───── Records supplied
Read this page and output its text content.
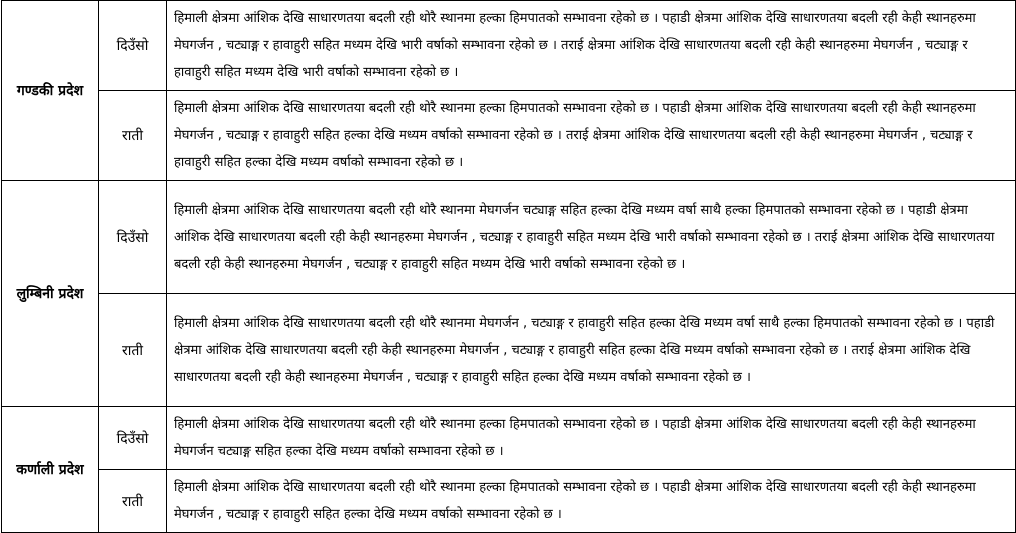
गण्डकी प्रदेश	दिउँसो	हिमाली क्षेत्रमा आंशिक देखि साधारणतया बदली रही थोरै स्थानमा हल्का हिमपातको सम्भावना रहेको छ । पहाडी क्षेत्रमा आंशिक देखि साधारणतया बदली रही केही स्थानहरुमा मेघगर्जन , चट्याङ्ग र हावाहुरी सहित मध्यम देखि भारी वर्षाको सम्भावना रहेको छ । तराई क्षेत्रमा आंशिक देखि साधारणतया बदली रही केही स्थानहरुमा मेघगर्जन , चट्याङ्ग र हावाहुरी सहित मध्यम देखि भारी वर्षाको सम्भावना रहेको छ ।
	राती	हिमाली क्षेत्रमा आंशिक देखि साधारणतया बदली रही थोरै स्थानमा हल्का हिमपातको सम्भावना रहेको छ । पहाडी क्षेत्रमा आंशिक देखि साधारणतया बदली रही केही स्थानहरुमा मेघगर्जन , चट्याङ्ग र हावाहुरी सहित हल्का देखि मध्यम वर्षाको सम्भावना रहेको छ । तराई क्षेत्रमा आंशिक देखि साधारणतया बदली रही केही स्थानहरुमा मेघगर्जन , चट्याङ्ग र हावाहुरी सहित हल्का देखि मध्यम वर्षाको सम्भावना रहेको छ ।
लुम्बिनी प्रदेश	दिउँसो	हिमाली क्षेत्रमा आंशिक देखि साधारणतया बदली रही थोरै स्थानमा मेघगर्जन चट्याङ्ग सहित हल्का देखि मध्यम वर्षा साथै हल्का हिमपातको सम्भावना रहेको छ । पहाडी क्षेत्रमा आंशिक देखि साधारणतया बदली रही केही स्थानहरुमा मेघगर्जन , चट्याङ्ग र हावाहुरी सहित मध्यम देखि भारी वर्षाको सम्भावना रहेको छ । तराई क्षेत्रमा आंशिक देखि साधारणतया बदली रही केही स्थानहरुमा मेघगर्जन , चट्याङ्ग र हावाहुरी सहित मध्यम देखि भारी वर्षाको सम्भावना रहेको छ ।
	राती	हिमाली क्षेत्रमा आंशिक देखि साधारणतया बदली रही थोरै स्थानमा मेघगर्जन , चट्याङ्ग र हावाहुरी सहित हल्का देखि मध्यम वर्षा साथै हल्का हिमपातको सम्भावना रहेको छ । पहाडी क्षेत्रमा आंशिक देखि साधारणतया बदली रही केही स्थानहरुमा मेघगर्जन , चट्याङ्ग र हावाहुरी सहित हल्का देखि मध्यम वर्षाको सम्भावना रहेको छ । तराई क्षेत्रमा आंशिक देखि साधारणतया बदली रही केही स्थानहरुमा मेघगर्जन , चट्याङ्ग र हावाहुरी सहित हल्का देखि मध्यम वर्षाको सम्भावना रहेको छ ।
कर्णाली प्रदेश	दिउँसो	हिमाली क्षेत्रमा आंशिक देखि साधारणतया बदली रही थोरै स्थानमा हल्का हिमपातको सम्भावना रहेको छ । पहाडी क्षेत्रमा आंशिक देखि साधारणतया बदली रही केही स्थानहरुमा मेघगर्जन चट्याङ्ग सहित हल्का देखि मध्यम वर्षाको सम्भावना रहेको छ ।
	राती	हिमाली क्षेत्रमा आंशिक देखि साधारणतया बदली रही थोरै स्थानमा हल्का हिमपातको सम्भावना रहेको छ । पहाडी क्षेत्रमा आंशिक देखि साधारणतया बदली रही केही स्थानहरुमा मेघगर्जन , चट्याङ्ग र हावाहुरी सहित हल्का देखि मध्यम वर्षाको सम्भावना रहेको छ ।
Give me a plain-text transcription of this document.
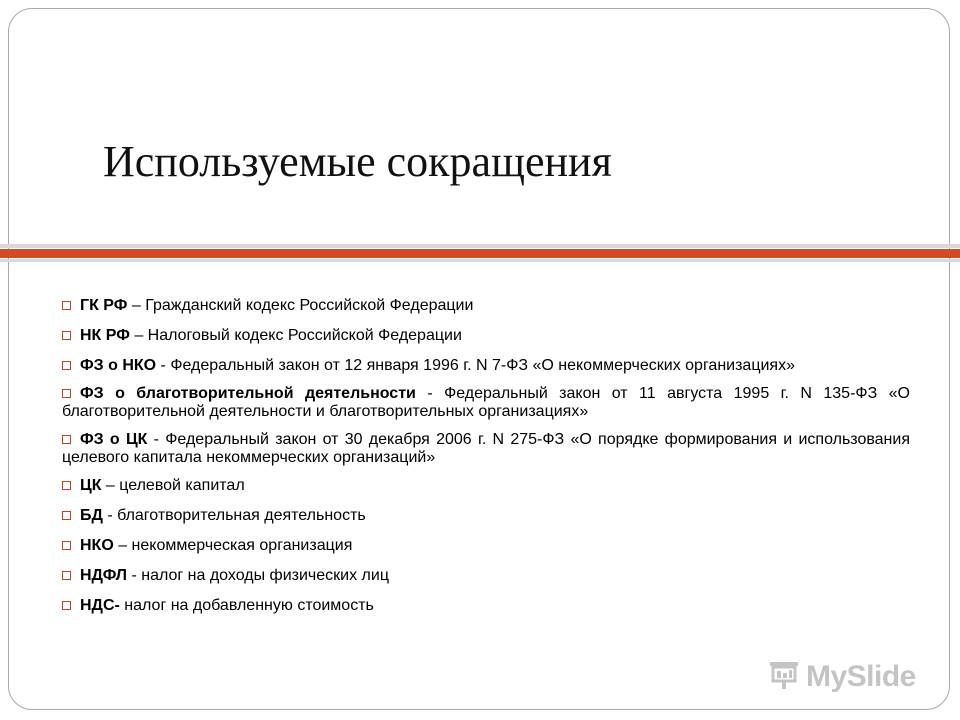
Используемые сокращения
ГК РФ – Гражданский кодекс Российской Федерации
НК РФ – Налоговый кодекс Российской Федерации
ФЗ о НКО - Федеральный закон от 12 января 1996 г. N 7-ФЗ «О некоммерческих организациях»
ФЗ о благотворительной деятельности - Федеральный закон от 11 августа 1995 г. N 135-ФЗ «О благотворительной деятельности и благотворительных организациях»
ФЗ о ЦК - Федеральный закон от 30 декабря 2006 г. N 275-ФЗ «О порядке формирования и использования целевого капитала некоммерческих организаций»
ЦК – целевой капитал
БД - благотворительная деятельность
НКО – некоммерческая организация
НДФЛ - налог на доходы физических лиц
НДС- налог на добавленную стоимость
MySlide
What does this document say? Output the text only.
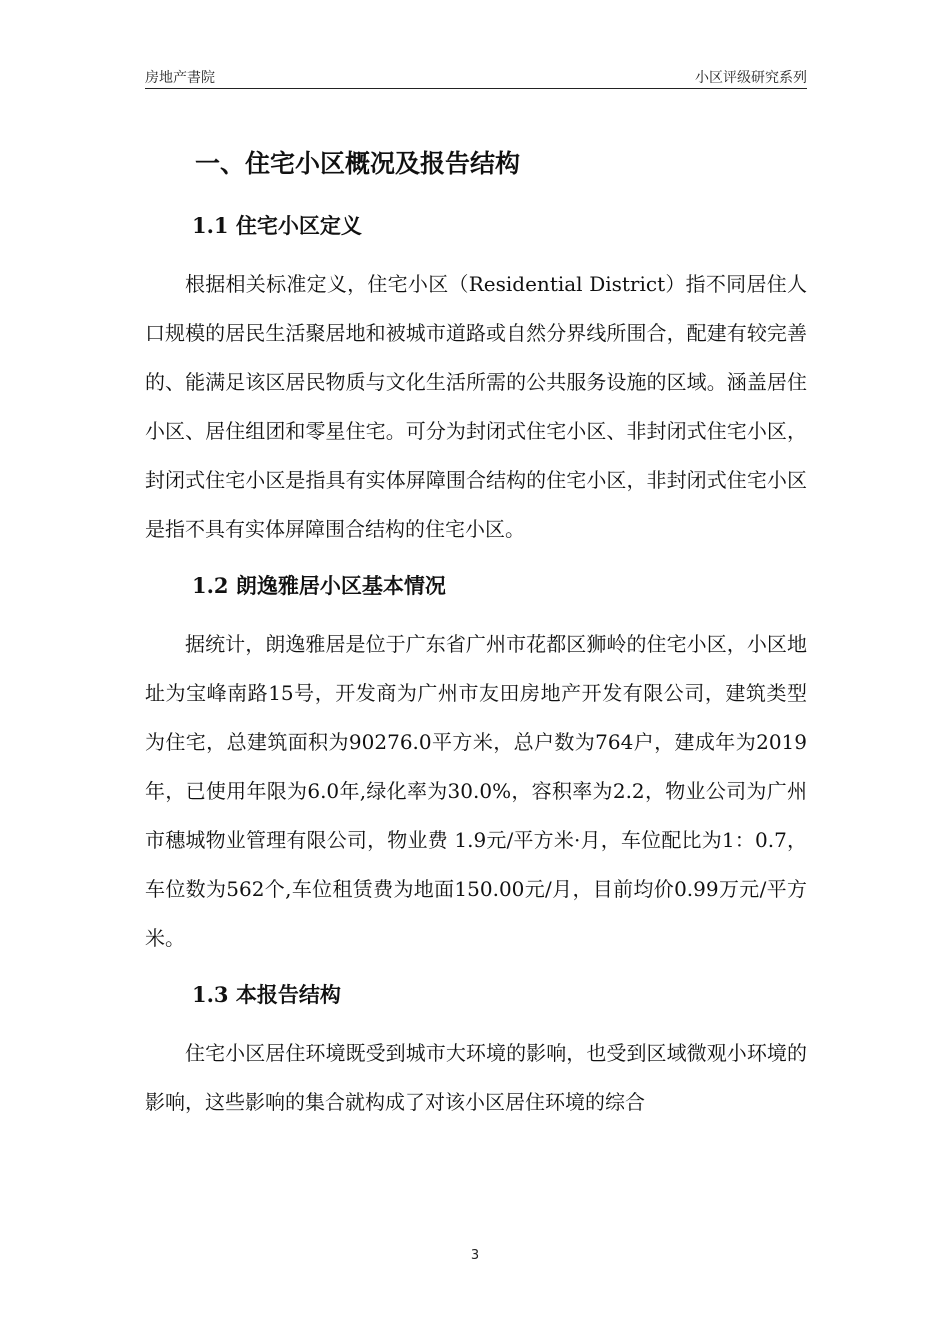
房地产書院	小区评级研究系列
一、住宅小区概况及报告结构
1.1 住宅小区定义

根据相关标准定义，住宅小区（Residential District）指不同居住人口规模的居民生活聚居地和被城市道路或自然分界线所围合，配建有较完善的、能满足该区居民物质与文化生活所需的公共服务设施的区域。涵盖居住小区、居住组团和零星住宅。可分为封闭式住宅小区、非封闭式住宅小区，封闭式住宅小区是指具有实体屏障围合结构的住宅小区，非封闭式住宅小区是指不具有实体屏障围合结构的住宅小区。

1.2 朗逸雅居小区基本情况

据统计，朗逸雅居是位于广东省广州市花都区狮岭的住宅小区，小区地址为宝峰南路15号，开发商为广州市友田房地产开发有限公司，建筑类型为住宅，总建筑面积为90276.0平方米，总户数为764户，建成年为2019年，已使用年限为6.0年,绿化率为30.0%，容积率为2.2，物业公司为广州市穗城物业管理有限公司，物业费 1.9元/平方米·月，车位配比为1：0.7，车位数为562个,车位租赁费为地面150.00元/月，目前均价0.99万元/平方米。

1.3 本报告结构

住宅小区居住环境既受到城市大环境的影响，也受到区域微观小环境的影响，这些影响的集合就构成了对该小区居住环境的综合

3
──────────
▶ Task:
Make an exact copy of only those lines that run from the line with "What does this" through the end of the records, excluding pictures.

▶ Solution:
What does this document say? Output the text only.
房地产書院	小区评级研究系列
一、住宅小区概况及报告结构
1.1 住宅小区定义

根据相关标准定义，住宅小区（Residential District）指不同居住人口规模的居民生活聚居地和被城市道路或自然分界线所围合，配建有较完善的、能满足该区居民物质与文化生活所需的公共服务设施的区域。涵盖居住小区、居住组团和零星住宅。可分为封闭式住宅小区、非封闭式住宅小区，封闭式住宅小区是指具有实体屏障围合结构的住宅小区，非封闭式住宅小区是指不具有实体屏障围合结构的住宅小区。

1.2 朗逸雅居小区基本情况

据统计，朗逸雅居是位于广东省广州市花都区狮岭的住宅小区，小区地址为宝峰南路15号，开发商为广州市友田房地产开发有限公司，建筑类型为住宅，总建筑面积为90276.0平方米，总户数为764户，建成年为2019年，已使用年限为6.0年,绿化率为30.0%，容积率为2.2，物业公司为广州市穗城物业管理有限公司，物业费 1.9元/平方米·月，车位配比为1：0.7，车位数为562个,车位租赁费为地面150.00元/月，目前均价0.99万元/平方米。

1.3 本报告结构

住宅小区居住环境既受到城市大环境的影响，也受到区域微观小环境的影响，这些影响的集合就构成了对该小区居住环境的综合

3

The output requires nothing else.